Collection entries:
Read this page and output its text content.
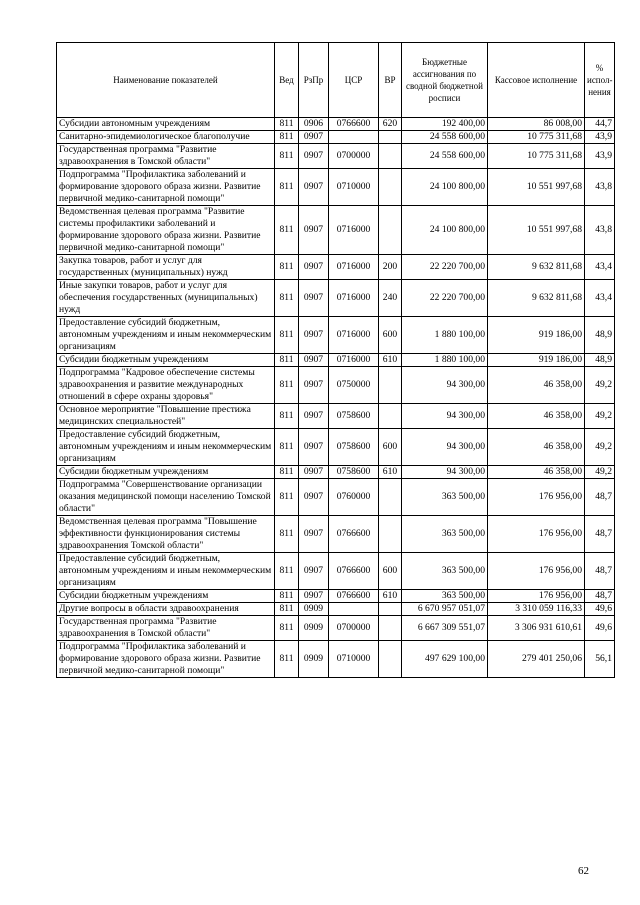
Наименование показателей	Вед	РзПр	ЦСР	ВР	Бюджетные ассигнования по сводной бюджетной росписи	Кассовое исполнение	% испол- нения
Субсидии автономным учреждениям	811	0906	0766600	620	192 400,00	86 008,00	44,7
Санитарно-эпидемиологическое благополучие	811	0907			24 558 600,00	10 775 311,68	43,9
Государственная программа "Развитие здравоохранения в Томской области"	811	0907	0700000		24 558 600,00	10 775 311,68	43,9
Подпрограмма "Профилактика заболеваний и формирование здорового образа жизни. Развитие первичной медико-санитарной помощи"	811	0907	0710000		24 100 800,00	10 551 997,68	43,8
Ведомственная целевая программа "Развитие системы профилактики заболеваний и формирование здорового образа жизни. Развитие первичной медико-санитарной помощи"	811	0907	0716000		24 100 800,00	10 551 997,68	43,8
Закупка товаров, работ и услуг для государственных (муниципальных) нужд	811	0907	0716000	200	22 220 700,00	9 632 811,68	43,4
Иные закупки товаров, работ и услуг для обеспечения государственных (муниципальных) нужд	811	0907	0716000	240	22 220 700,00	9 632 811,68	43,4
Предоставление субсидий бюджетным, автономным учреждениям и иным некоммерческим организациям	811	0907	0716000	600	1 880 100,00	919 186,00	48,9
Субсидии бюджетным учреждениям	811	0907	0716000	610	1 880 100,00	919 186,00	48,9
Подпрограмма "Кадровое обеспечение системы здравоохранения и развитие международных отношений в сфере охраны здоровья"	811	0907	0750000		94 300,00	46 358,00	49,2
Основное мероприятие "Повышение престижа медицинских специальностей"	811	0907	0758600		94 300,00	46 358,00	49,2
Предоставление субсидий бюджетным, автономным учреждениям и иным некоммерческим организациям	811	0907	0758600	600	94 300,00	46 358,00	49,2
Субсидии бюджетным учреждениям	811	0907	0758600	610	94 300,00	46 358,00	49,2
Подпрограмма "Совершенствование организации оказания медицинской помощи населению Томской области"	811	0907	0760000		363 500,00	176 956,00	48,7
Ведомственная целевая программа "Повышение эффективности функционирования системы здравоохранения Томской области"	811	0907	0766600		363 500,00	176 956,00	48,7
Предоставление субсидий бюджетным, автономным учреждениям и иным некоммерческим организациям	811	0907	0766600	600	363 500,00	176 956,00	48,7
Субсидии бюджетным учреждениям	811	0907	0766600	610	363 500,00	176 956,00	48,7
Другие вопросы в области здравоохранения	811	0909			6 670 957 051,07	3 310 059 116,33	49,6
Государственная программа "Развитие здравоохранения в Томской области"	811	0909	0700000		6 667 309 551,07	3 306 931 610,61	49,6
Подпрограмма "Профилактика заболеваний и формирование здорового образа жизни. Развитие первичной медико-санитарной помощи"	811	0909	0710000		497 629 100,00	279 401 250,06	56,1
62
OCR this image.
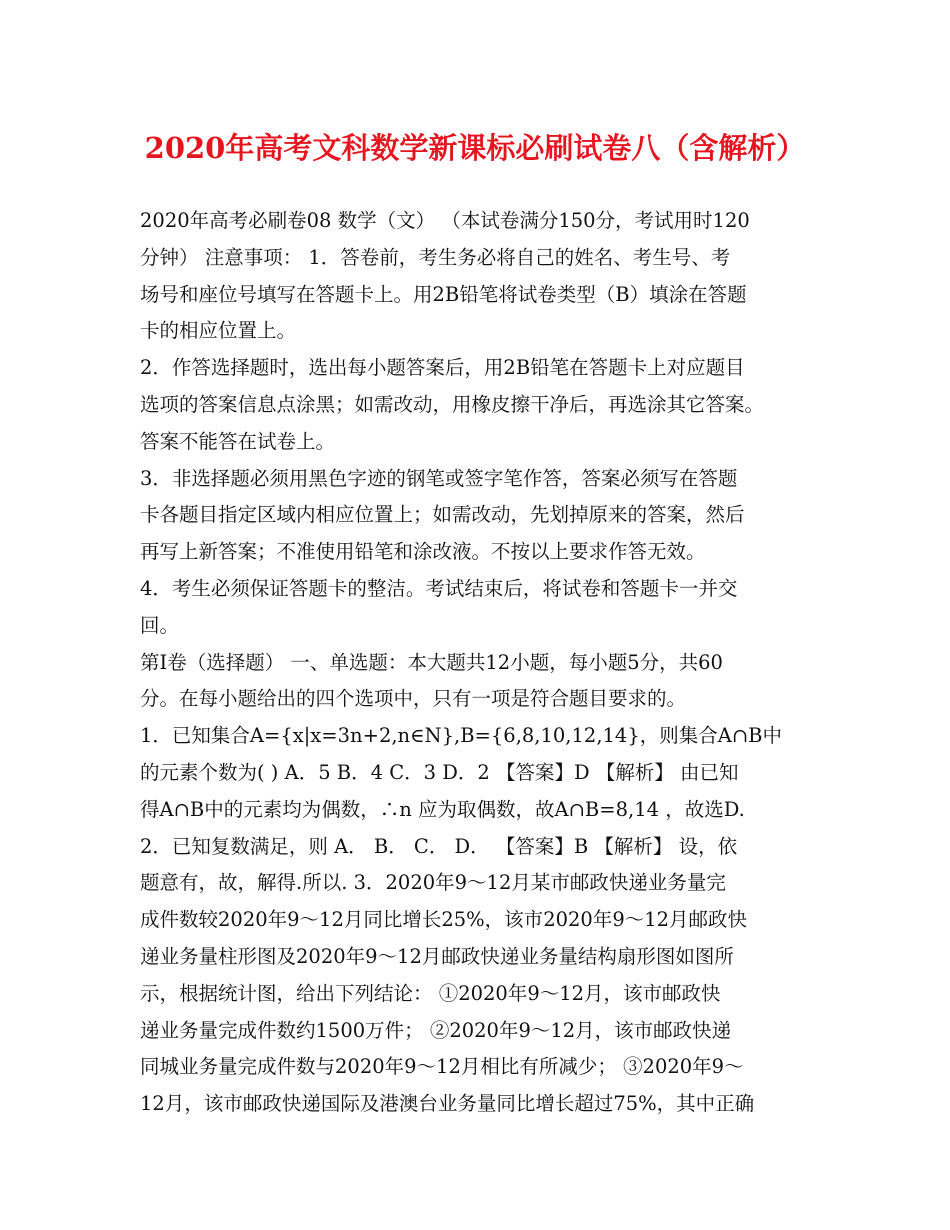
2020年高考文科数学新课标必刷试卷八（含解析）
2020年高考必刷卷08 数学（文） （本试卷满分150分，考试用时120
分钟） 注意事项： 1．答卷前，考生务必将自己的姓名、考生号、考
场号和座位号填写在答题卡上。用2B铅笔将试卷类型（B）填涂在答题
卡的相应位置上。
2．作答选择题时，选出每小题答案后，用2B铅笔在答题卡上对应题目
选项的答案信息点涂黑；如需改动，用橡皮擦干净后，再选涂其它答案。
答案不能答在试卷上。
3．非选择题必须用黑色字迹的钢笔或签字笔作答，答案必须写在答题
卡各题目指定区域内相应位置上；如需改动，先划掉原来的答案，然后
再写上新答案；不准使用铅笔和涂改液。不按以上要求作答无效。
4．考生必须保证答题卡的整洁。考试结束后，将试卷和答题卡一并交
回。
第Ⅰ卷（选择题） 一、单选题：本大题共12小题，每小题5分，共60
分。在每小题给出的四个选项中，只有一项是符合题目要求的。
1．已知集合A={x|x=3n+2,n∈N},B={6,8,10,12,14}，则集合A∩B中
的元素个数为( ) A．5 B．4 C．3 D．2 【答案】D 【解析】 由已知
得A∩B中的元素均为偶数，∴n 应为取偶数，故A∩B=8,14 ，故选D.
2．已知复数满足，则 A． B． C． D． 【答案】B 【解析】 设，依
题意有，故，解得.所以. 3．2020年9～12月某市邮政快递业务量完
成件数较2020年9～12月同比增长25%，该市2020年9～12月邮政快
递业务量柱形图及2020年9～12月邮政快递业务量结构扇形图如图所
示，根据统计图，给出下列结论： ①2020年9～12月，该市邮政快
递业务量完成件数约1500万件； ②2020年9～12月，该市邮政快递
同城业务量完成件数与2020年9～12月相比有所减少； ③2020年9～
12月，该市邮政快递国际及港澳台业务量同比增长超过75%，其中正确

**THE EXERCISE:**
Reproduce the data verbatim. Do not carry any picture into the copy.

**FINAL RESULT:**
Read this page and output its text content.
Наименование показателей	Вед	РзПр	ЦСР	ВР	Бюджетные ассигнования по сводной бюджетной росписи	Кассовое исполнение	% испол- нения
Субсидии автономным учреждениям	811	0906	0766600	620	192 400,00	86 008,00	44,7
Санитарно-эпидемиологическое благополучие	811	0907			24 558 600,00	10 775 311,68	43,9
Государственная программа "Развитие здравоохранения в Томской области"	811	0907	0700000		24 558 600,00	10 775 311,68	43,9
Подпрограмма "Профилактика заболеваний и формирование здорового образа жизни. Развитие первичной медико-санитарной помощи"	811	0907	0710000		24 100 800,00	10 551 997,68	43,8
Ведомственная целевая программа "Развитие системы профилактики заболеваний и формирование здорового образа жизни. Развитие первичной медико-санитарной помощи"	811	0907	0716000		24 100 800,00	10 551 997,68	43,8
Закупка товаров, работ и услуг для государственных (муниципальных) нужд	811	0907	0716000	200	22 220 700,00	9 632 811,68	43,4
Иные закупки товаров, работ и услуг для обеспечения государственных (муниципальных) нужд	811	0907	0716000	240	22 220 700,00	9 632 811,68	43,4
Предоставление субсидий бюджетным, автономным учреждениям и иным некоммерческим организациям	811	0907	0716000	600	1 880 100,00	919 186,00	48,9
Субсидии бюджетным учреждениям	811	0907	0716000	610	1 880 100,00	919 186,00	48,9
Подпрограмма "Кадровое обеспечение системы здравоохранения и развитие международных отношений в сфере охраны здоровья"	811	0907	0750000		94 300,00	46 358,00	49,2
Основное мероприятие "Повышение престижа медицинских специальностей"	811	0907	0758600		94 300,00	46 358,00	49,2
Предоставление субсидий бюджетным, автономным учреждениям и иным некоммерческим организациям	811	0907	0758600	600	94 300,00	46 358,00	49,2
Субсидии бюджетным учреждениям	811	0907	0758600	610	94 300,00	46 358,00	49,2
Подпрограмма "Совершенствование организации оказания медицинской помощи населению Томской области"	811	0907	0760000		363 500,00	176 956,00	48,7
Ведомственная целевая программа "Повышение эффективности функционирования системы здравоохранения Томской области"	811	0907	0766600		363 500,00	176 956,00	48,7
Предоставление субсидий бюджетным, автономным учреждениям и иным некоммерческим организациям	811	0907	0766600	600	363 500,00	176 956,00	48,7
Субсидии бюджетным учреждениям	811	0907	0766600	610	363 500,00	176 956,00	48,7
Другие вопросы в области здравоохранения	811	0909			6 670 957 051,07	3 310 059 116,33	49,6
Государственная программа "Развитие здравоохранения в Томской области"	811	0909	0700000		6 667 309 551,07	3 306 931 610,61	49,6
Подпрограмма "Профилактика заболеваний и формирование здорового образа жизни. Развитие первичной медико-санитарной помощи"	811	0909	0710000		497 629 100,00	279 401 250,06	56,1
62
OCR this image.
2020年高考文科数学新课标必刷试卷八（含解析）
2020年高考必刷卷08 数学（文） （本试卷满分150分，考试用时120
分钟） 注意事项： 1．答卷前，考生务必将自己的姓名、考生号、考
场号和座位号填写在答题卡上。用2B铅笔将试卷类型（B）填涂在答题
卡的相应位置上。
2．作答选择题时，选出每小题答案后，用2B铅笔在答题卡上对应题目
选项的答案信息点涂黑；如需改动，用橡皮擦干净后，再选涂其它答案。
答案不能答在试卷上。
3．非选择题必须用黑色字迹的钢笔或签字笔作答，答案必须写在答题
卡各题目指定区域内相应位置上；如需改动，先划掉原来的答案，然后
再写上新答案；不准使用铅笔和涂改液。不按以上要求作答无效。
4．考生必须保证答题卡的整洁。考试结束后，将试卷和答题卡一并交
回。
第Ⅰ卷（选择题） 一、单选题：本大题共12小题，每小题5分，共60
分。在每小题给出的四个选项中，只有一项是符合题目要求的。
1．已知集合A={x|x=3n+2,n∈N},B={6,8,10,12,14}，则集合A∩B中
的元素个数为( ) A．5 B．4 C．3 D．2 【答案】D 【解析】 由已知
得A∩B中的元素均为偶数，∴n 应为取偶数，故A∩B=8,14 ，故选D.
2．已知复数满足，则 A． B． C． D． 【答案】B 【解析】 设，依
题意有，故，解得.所以. 3．2020年9～12月某市邮政快递业务量完
成件数较2020年9～12月同比增长25%，该市2020年9～12月邮政快
递业务量柱形图及2020年9～12月邮政快递业务量结构扇形图如图所
示，根据统计图，给出下列结论： ①2020年9～12月，该市邮政快
递业务量完成件数约1500万件； ②2020年9～12月，该市邮政快递
同城业务量完成件数与2020年9～12月相比有所减少； ③2020年9～
12月，该市邮政快递国际及港澳台业务量同比增长超过75%，其中正确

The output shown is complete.